→ Data to examine
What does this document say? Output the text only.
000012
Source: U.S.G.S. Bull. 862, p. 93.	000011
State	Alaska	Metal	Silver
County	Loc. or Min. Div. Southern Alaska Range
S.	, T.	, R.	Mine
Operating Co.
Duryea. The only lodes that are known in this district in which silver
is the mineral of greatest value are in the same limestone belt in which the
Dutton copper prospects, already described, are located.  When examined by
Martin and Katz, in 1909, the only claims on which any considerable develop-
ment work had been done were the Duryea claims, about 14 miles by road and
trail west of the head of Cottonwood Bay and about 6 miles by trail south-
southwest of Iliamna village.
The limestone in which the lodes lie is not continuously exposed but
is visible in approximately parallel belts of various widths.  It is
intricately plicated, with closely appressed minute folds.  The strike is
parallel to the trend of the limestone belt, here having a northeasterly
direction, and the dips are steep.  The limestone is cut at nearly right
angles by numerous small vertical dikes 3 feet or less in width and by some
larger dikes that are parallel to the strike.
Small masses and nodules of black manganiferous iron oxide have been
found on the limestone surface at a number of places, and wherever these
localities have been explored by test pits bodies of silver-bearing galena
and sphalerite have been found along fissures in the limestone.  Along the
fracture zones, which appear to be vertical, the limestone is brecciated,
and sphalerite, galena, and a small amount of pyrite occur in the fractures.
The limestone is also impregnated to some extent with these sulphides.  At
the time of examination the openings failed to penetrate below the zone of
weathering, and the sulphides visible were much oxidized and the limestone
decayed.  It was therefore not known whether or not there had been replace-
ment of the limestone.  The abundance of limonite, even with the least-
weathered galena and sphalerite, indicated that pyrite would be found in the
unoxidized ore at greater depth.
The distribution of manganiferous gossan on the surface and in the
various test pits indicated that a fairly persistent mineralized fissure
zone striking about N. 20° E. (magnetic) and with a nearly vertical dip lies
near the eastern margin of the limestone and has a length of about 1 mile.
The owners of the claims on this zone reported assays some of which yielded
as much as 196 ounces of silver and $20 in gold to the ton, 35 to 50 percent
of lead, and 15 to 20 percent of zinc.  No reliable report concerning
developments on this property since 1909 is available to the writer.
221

→ About this exercise
Your answer should consist of copies of the lines above that include the string "claims".

→ Written answer
Martin and Katz, in 1909, the only claims on which any considerable develop-
ment work had been done were the Duryea claims, about 14 miles by road and
The owners of the claims on this zone reported assays some of which yielded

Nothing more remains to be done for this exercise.